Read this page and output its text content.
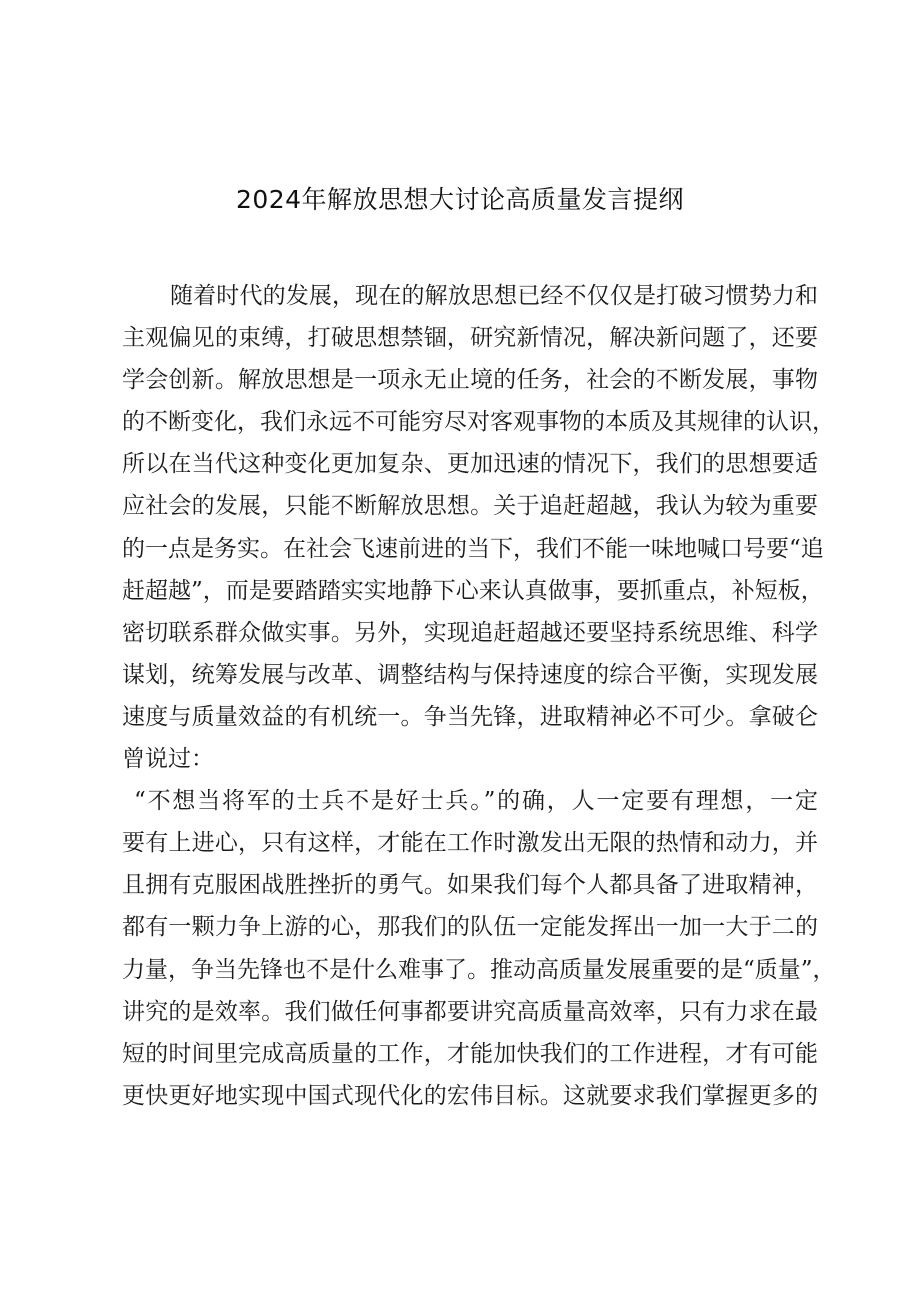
2024年解放思想大讨论高质量发言提纲
随着时代的发展，现在的解放思想已经不仅仅是打破习惯势力和
主观偏见的束缚，打破思想禁锢，研究新情况，解决新问题了，还要
学会创新。解放思想是一项永无止境的任务，社会的不断发展，事物
的不断变化，我们永远不可能穷尽对客观事物的本质及其规律的认识，
所以在当代这种变化更加复杂、更加迅速的情况下，我们的思想要适
应社会的发展，只能不断解放思想。关于追赶超越，我认为较为重要
的一点是务实。在社会飞速前进的当下，我们不能一味地喊口号要“追
赶超越”，而是要踏踏实实地静下心来认真做事，要抓重点，补短板，
密切联系群众做实事。另外，实现追赶超越还要坚持系统思维、科学
谋划，统筹发展与改革、调整结构与保持速度的综合平衡，实现发展
速度与质量效益的有机统一。争当先锋，进取精神必不可少。拿破仑
曾说过：
“不想当将军的士兵不是好士兵。”的确，人一定要有理想，一定
要有上进心，只有这样，才能在工作时激发出无限的热情和动力，并
且拥有克服困战胜挫折的勇气。如果我们每个人都具备了进取精神，
都有一颗力争上游的心，那我们的队伍一定能发挥出一加一大于二的
力量，争当先锋也不是什么难事了。推动高质量发展重要的是“质量”，
讲究的是效率。我们做任何事都要讲究高质量高效率，只有力求在最
短的时间里完成高质量的工作，才能加快我们的工作进程，才有可能
更快更好地实现中国式现代化的宏伟目标。这就要求我们掌握更多的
────────
### To do
Each entry must be retyped word for word, with every image omitted.

### Answer for the task
Read this page and output its text content.
2024年解放思想大讨论高质量发言提纲
随着时代的发展，现在的解放思想已经不仅仅是打破习惯势力和
主观偏见的束缚，打破思想禁锢，研究新情况，解决新问题了，还要
学会创新。解放思想是一项永无止境的任务，社会的不断发展，事物
的不断变化，我们永远不可能穷尽对客观事物的本质及其规律的认识，
所以在当代这种变化更加复杂、更加迅速的情况下，我们的思想要适
应社会的发展，只能不断解放思想。关于追赶超越，我认为较为重要
的一点是务实。在社会飞速前进的当下，我们不能一味地喊口号要“追
赶超越”，而是要踏踏实实地静下心来认真做事，要抓重点，补短板，
密切联系群众做实事。另外，实现追赶超越还要坚持系统思维、科学
谋划，统筹发展与改革、调整结构与保持速度的综合平衡，实现发展
速度与质量效益的有机统一。争当先锋，进取精神必不可少。拿破仑
曾说过：
“不想当将军的士兵不是好士兵。”的确，人一定要有理想，一定
要有上进心，只有这样，才能在工作时激发出无限的热情和动力，并
且拥有克服困战胜挫折的勇气。如果我们每个人都具备了进取精神，
都有一颗力争上游的心，那我们的队伍一定能发挥出一加一大于二的
力量，争当先锋也不是什么难事了。推动高质量发展重要的是“质量”，
讲究的是效率。我们做任何事都要讲究高质量高效率，只有力求在最
短的时间里完成高质量的工作，才能加快我们的工作进程，才有可能
更快更好地实现中国式现代化的宏伟目标。这就要求我们掌握更多的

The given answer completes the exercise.